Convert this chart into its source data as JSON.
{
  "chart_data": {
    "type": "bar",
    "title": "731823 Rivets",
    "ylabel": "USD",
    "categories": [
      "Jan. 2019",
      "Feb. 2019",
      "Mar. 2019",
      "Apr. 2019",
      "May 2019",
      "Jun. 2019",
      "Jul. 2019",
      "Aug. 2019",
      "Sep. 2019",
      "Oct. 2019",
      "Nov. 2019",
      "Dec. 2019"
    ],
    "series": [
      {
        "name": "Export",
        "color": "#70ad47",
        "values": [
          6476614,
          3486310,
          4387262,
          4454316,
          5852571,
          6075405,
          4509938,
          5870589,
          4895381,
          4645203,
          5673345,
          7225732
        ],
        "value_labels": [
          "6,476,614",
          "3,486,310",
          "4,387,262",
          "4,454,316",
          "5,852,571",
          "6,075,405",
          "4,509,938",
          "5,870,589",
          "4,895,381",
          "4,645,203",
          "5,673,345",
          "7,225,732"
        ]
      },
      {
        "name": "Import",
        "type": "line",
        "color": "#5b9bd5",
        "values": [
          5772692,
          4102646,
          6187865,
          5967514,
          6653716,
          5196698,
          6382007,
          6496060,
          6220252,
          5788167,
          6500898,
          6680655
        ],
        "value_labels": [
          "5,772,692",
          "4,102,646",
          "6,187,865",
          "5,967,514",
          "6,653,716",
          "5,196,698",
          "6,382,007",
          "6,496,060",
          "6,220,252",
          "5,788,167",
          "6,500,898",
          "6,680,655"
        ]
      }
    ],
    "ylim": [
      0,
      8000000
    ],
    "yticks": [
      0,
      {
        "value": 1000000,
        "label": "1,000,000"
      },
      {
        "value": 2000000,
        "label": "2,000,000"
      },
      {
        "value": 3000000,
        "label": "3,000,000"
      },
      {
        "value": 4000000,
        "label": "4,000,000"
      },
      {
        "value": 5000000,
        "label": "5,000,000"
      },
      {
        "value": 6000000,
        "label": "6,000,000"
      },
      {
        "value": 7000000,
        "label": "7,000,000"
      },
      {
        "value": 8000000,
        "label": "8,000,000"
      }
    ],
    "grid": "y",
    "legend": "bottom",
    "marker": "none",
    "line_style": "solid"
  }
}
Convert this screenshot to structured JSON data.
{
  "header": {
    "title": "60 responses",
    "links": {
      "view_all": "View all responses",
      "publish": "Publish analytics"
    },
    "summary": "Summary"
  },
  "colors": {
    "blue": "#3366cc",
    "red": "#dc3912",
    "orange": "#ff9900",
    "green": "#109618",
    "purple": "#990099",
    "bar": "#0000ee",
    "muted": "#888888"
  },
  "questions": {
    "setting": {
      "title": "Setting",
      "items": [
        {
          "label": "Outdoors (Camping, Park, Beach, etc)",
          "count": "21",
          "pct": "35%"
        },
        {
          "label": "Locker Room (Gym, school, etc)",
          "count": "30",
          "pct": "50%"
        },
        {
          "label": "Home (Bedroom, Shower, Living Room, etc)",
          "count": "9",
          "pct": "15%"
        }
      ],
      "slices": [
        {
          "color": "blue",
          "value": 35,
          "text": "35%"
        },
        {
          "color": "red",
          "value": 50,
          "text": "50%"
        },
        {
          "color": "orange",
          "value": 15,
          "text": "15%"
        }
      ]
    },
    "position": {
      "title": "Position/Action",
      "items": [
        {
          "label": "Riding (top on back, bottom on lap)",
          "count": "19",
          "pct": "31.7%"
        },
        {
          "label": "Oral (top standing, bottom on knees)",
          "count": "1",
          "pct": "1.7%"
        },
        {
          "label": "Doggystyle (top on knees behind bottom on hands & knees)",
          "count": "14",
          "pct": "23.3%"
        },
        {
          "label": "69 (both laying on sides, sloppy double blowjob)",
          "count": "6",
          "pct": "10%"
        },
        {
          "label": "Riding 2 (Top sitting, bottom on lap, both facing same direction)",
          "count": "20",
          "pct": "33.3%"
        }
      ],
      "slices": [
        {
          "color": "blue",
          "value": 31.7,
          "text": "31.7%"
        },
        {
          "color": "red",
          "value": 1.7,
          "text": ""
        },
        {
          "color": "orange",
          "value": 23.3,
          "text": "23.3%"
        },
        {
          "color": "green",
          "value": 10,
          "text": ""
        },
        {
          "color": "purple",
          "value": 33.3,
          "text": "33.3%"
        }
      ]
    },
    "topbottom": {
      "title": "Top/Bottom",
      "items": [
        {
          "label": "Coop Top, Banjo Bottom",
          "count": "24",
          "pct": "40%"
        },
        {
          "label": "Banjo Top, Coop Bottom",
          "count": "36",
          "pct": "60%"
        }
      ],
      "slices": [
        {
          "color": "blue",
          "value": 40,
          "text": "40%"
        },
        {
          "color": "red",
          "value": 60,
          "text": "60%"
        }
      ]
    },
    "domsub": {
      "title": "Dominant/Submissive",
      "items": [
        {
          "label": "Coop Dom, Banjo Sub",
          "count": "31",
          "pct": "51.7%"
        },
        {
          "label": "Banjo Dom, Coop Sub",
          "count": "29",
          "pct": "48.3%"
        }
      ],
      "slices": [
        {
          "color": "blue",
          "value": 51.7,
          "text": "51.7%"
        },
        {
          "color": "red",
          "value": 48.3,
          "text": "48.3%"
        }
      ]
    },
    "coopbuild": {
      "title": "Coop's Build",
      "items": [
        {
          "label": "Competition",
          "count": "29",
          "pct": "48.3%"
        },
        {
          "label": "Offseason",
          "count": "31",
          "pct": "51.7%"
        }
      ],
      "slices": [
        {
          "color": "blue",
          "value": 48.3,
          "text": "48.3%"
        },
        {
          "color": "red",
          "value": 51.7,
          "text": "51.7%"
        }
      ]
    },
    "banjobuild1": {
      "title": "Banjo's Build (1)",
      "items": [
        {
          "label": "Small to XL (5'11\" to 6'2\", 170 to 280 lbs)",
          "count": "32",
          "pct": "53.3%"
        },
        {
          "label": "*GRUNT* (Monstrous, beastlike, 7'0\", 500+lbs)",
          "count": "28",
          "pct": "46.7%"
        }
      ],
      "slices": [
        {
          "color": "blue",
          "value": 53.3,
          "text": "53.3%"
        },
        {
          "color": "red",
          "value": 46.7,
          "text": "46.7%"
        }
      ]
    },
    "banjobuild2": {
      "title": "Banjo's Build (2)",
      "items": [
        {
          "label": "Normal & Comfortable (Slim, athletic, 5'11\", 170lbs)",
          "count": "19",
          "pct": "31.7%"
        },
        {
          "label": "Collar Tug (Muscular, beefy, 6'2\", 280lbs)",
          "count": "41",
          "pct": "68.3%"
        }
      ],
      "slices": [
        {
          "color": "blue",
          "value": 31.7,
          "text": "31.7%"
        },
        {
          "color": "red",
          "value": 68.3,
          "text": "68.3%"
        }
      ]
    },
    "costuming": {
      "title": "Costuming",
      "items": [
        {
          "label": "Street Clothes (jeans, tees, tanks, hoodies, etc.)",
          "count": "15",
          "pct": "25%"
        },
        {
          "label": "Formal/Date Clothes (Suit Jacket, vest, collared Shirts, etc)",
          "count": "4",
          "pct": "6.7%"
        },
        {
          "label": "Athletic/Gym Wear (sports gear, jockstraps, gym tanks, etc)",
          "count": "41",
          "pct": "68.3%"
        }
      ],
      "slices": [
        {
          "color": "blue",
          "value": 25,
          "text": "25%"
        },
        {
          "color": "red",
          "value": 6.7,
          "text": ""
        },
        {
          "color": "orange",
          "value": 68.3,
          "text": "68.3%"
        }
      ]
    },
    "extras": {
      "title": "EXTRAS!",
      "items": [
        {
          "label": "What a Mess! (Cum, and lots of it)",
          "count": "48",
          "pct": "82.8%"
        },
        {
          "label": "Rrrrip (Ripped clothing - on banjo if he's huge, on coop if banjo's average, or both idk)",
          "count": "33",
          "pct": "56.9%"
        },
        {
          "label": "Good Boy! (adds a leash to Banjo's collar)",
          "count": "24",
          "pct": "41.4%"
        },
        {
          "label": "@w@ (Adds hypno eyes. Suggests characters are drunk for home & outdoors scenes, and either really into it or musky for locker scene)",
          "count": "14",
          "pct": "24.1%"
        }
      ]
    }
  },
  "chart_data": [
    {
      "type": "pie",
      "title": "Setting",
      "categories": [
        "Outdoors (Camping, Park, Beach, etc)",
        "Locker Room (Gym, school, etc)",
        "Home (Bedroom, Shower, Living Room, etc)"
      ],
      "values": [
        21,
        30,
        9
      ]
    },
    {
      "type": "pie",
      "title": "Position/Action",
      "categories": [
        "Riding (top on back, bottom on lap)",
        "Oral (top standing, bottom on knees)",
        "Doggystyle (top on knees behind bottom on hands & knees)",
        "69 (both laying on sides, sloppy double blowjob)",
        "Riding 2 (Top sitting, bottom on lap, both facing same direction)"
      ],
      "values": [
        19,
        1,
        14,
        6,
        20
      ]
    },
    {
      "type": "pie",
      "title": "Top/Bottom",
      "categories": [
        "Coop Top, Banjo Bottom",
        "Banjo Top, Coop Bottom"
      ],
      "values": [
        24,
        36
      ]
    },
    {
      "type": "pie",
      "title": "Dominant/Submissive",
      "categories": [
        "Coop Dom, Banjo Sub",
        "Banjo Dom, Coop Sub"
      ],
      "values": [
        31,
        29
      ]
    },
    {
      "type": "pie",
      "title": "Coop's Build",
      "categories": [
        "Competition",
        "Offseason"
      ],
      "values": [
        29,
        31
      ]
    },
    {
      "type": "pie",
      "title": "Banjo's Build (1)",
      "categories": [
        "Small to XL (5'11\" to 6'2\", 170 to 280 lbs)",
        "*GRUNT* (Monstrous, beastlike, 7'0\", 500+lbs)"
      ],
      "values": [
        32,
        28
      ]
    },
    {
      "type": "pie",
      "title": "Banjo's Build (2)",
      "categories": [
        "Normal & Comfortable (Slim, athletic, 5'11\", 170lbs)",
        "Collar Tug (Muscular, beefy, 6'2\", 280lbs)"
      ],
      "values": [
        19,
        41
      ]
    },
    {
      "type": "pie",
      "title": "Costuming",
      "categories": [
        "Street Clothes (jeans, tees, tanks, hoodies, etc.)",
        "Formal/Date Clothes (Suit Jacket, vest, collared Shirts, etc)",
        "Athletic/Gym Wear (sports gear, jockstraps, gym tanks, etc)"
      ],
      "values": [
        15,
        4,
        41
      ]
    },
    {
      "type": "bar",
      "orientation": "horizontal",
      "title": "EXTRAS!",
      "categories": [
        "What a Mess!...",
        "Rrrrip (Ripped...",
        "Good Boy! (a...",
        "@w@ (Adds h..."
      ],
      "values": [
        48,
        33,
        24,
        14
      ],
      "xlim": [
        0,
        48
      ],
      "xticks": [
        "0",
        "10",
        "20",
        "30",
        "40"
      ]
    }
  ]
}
□ □ □ □ □ □ □
**PROBLEM STATEMENT:** Go over the records above line by line and count those holding the word "Wear". Reply only with the number.

**RESULT:** 2